Transcribe the records exactly. Pictures do not belong in the transcription.
* begin *
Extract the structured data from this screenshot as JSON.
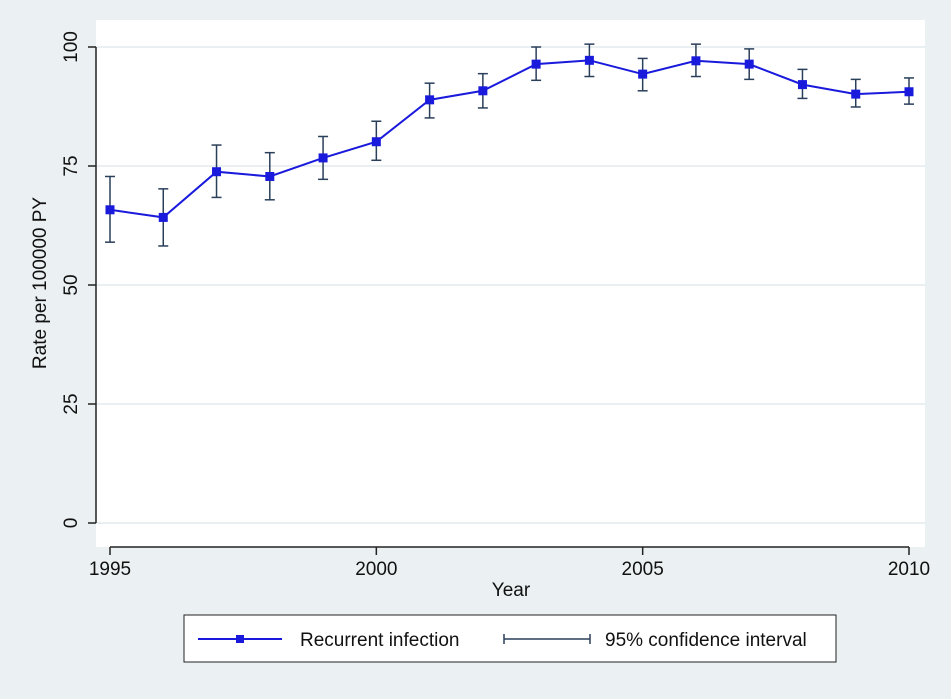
{
  "chart_data": {
    "type": "line",
    "xlabel": "Year",
    "ylabel": "Rate per 100000 PY",
    "xlim": [
      1995,
      2010
    ],
    "ylim": [
      0,
      100
    ],
    "xticks": [
      1995,
      2000,
      2005,
      2010
    ],
    "yticks": [
      0,
      25,
      50,
      75,
      100
    ],
    "grid": "horizontal",
    "legend_position": "bottom",
    "series": [
      {
        "name": "Recurrent infection",
        "color": "#1a1adc",
        "marker": "square",
        "x": [
          1995,
          1996,
          1997,
          1998,
          1999,
          2000,
          2001,
          2002,
          2003,
          2004,
          2005,
          2006,
          2007,
          2008,
          2009,
          2010
        ],
        "y": [
          65.8,
          64.2,
          73.8,
          72.8,
          76.7,
          80.1,
          88.9,
          90.8,
          96.4,
          97.2,
          94.3,
          97.1,
          96.4,
          92.1,
          90.1,
          90.6
        ]
      }
    ],
    "error_bars": {
      "name": "95% confidence interval",
      "color": "#2a3f5a",
      "low": [
        59.0,
        58.2,
        68.4,
        67.9,
        72.2,
        76.2,
        85.1,
        87.2,
        93.0,
        93.8,
        90.8,
        93.8,
        93.2,
        89.2,
        87.4,
        88.0
      ],
      "high": [
        72.8,
        70.2,
        79.4,
        77.8,
        81.2,
        84.4,
        92.4,
        94.4,
        100.0,
        100.6,
        97.6,
        100.6,
        99.6,
        95.3,
        93.2,
        93.5
      ]
    }
  }
}
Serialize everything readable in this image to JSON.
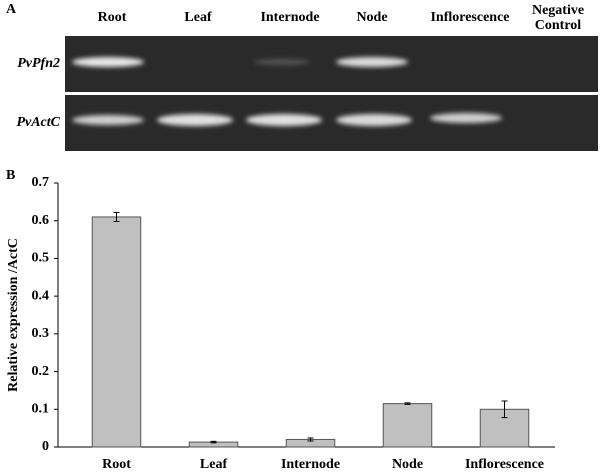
{
  "gel": {
    "panel_label": "A",
    "lanes": [
      "Root",
      "Leaf",
      "Internode",
      "Node",
      "Inflorescence"
    ],
    "negative_control": [
      "Negative",
      "Control"
    ],
    "rows": [
      "PvPfn2",
      "PvActC"
    ]
  },
  "chart_data": {
    "type": "bar",
    "panel_label": "B",
    "categories": [
      "Root",
      "Leaf",
      "Internode",
      "Node",
      "Inflorescence"
    ],
    "values": [
      0.61,
      0.013,
      0.02,
      0.115,
      0.1
    ],
    "errors": [
      0.012,
      0.002,
      0.004,
      0.002,
      0.022
    ],
    "color": "#c0c0c0",
    "ylabel": "Relative expression /ActC",
    "ylim": [
      0,
      0.7
    ],
    "yticks": [
      0,
      0.1,
      0.2,
      0.3,
      0.4,
      0.5,
      0.6,
      0.7
    ],
    "grid": false
  }
}
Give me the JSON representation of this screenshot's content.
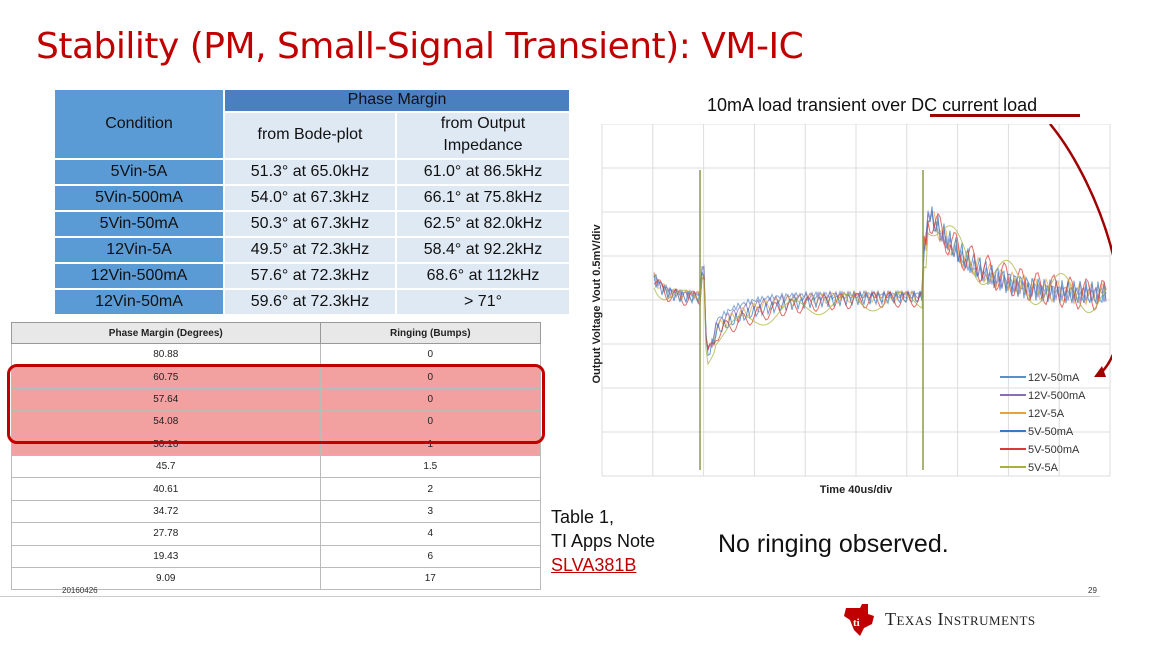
{
  "title": "Stability (PM, Small-Signal Transient): VM-IC",
  "pm_table": {
    "condition_header": "Condition",
    "phase_margin_header": "Phase Margin",
    "bode_header": "from Bode-plot",
    "output_header_1": "from Output",
    "output_header_2": "Impedance",
    "rows": [
      {
        "condition": "5Vin-5A",
        "bode": "51.3° at 65.0kHz",
        "output": "61.0° at 86.5kHz"
      },
      {
        "condition": "5Vin-500mA",
        "bode": "54.0° at 67.3kHz",
        "output": "66.1° at 75.8kHz"
      },
      {
        "condition": "5Vin-50mA",
        "bode": "50.3° at 67.3kHz",
        "output": "62.5° at 82.0kHz"
      },
      {
        "condition": "12Vin-5A",
        "bode": "49.5° at 72.3kHz",
        "output": "58.4° at 92.2kHz"
      },
      {
        "condition": "12Vin-500mA",
        "bode": "57.6° at 72.3kHz",
        "output": "68.6° at 112kHz"
      },
      {
        "condition": "12Vin-50mA",
        "bode": "59.6° at 72.3kHz",
        "output": "> 71°"
      }
    ]
  },
  "ringing_table": {
    "headers": [
      "Phase Margin (Degrees)",
      "Ringing (Bumps)"
    ],
    "rows": [
      [
        "80.88",
        "0"
      ],
      [
        "60.75",
        "0"
      ],
      [
        "57.64",
        "0"
      ],
      [
        "54.08",
        "0"
      ],
      [
        "50.16",
        "1"
      ],
      [
        "45.7",
        "1.5"
      ],
      [
        "40.61",
        "2"
      ],
      [
        "34.72",
        "3"
      ],
      [
        "27.78",
        "4"
      ],
      [
        "19.43",
        "6"
      ],
      [
        "9.09",
        "17"
      ]
    ],
    "highlighted_rows": [
      1,
      2,
      3,
      4
    ]
  },
  "scope": {
    "title": "10mA load transient over DC current load",
    "ylabel": "Output Voltage  Vout  0.5mV/div",
    "xlabel": "Time  40us/div",
    "legend": [
      {
        "name": "12V-50mA",
        "color": "#5a8fc8"
      },
      {
        "name": "12V-500mA",
        "color": "#8a6fb0"
      },
      {
        "name": "12V-5A",
        "color": "#e8a23a"
      },
      {
        "name": "5V-50mA",
        "color": "#3a78c0"
      },
      {
        "name": "5V-500mA",
        "color": "#d83a3a"
      },
      {
        "name": "5V-5A",
        "color": "#a8b040"
      }
    ]
  },
  "note": {
    "line1": "Table 1,",
    "line2": "TI Apps Note",
    "link": "SLVA381B"
  },
  "conclusion": "No ringing observed.",
  "footer": {
    "date": "20160426",
    "page": "29",
    "logo_text": "Texas Instruments"
  }
}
* end *
*Complete answer*.
Extract the structured data from this screenshot as JSON.
{
  "chart_data": {
    "type": "line",
    "xlabel": "Year",
    "ylabel": "Rate per 100000 PY",
    "xlim": [
      1995,
      2010
    ],
    "ylim": [
      0,
      100
    ],
    "xticks": [
      1995,
      2000,
      2005,
      2010
    ],
    "yticks": [
      0,
      25,
      50,
      75,
      100
    ],
    "grid": "horizontal",
    "legend_position": "bottom",
    "series": [
      {
        "name": "Recurrent infection",
        "color": "#1a1adc",
        "marker": "square",
        "x": [
          1995,
          1996,
          1997,
          1998,
          1999,
          2000,
          2001,
          2002,
          2003,
          2004,
          2005,
          2006,
          2007,
          2008,
          2009,
          2010
        ],
        "y": [
          65.8,
          64.2,
          73.8,
          72.8,
          76.7,
          80.1,
          88.9,
          90.8,
          96.4,
          97.2,
          94.3,
          97.1,
          96.4,
          92.1,
          90.1,
          90.6
        ]
      }
    ],
    "error_bars": {
      "name": "95% confidence interval",
      "color": "#2a3f5a",
      "low": [
        59.0,
        58.2,
        68.4,
        67.9,
        72.2,
        76.2,
        85.1,
        87.2,
        93.0,
        93.8,
        90.8,
        93.8,
        93.2,
        89.2,
        87.4,
        88.0
      ],
      "high": [
        72.8,
        70.2,
        79.4,
        77.8,
        81.2,
        84.4,
        92.4,
        94.4,
        100.0,
        100.6,
        97.6,
        100.6,
        99.6,
        95.3,
        93.2,
        93.5
      ]
    }
  }
}
Serialize everything readable in this image to JSON.
{
  "gel": {
    "panel_label": "A",
    "lanes": [
      "Root",
      "Leaf",
      "Internode",
      "Node",
      "Inflorescence"
    ],
    "negative_control": [
      "Negative",
      "Control"
    ],
    "rows": [
      "PvPfn2",
      "PvActC"
    ]
  },
  "chart_data": {
    "type": "bar",
    "panel_label": "B",
    "categories": [
      "Root",
      "Leaf",
      "Internode",
      "Node",
      "Inflorescence"
    ],
    "values": [
      0.61,
      0.013,
      0.02,
      0.115,
      0.1
    ],
    "errors": [
      0.012,
      0.002,
      0.004,
      0.002,
      0.022
    ],
    "color": "#c0c0c0",
    "ylabel": "Relative expression /ActC",
    "ylim": [
      0,
      0.7
    ],
    "yticks": [
      0,
      0.1,
      0.2,
      0.3,
      0.4,
      0.5,
      0.6,
      0.7
    ],
    "grid": false
  }
}
Give me the JSON representation of this screenshot's content.
{
  "title": "Stability (PM, Small-Signal Transient): VM-IC",
  "pm_table": {
    "condition_header": "Condition",
    "phase_margin_header": "Phase Margin",
    "bode_header": "from Bode-plot",
    "output_header_1": "from Output",
    "output_header_2": "Impedance",
    "rows": [
      {
        "condition": "5Vin-5A",
        "bode": "51.3° at 65.0kHz",
        "output": "61.0° at 86.5kHz"
      },
      {
        "condition": "5Vin-500mA",
        "bode": "54.0° at 67.3kHz",
        "output": "66.1° at 75.8kHz"
      },
      {
        "condition": "5Vin-50mA",
        "bode": "50.3° at 67.3kHz",
        "output": "62.5° at 82.0kHz"
      },
      {
        "condition": "12Vin-5A",
        "bode": "49.5° at 72.3kHz",
        "output": "58.4° at 92.2kHz"
      },
      {
        "condition": "12Vin-500mA",
        "bode": "57.6° at 72.3kHz",
        "output": "68.6° at 112kHz"
      },
      {
        "condition": "12Vin-50mA",
        "bode": "59.6° at 72.3kHz",
        "output": "> 71°"
      }
    ]
  },
  "ringing_table": {
    "headers": [
      "Phase Margin (Degrees)",
      "Ringing (Bumps)"
    ],
    "rows": [
      [
        "80.88",
        "0"
      ],
      [
        "60.75",
        "0"
      ],
      [
        "57.64",
        "0"
      ],
      [
        "54.08",
        "0"
      ],
      [
        "50.16",
        "1"
      ],
      [
        "45.7",
        "1.5"
      ],
      [
        "40.61",
        "2"
      ],
      [
        "34.72",
        "3"
      ],
      [
        "27.78",
        "4"
      ],
      [
        "19.43",
        "6"
      ],
      [
        "9.09",
        "17"
      ]
    ],
    "highlighted_rows": [
      1,
      2,
      3,
      4
    ]
  },
  "scope": {
    "title": "10mA load transient over DC current load",
    "ylabel": "Output Voltage  Vout  0.5mV/div",
    "xlabel": "Time  40us/div",
    "legend": [
      {
        "name": "12V-50mA",
        "color": "#5a8fc8"
      },
      {
        "name": "12V-500mA",
        "color": "#8a6fb0"
      },
      {
        "name": "12V-5A",
        "color": "#e8a23a"
      },
      {
        "name": "5V-50mA",
        "color": "#3a78c0"
      },
      {
        "name": "5V-500mA",
        "color": "#d83a3a"
      },
      {
        "name": "5V-5A",
        "color": "#a8b040"
      }
    ]
  },
  "note": {
    "line1": "Table 1,",
    "line2": "TI Apps Note",
    "link": "SLVA381B"
  },
  "conclusion": "No ringing observed.",
  "footer": {
    "date": "20160426",
    "page": "29",
    "logo_text": "Texas Instruments"
  }
}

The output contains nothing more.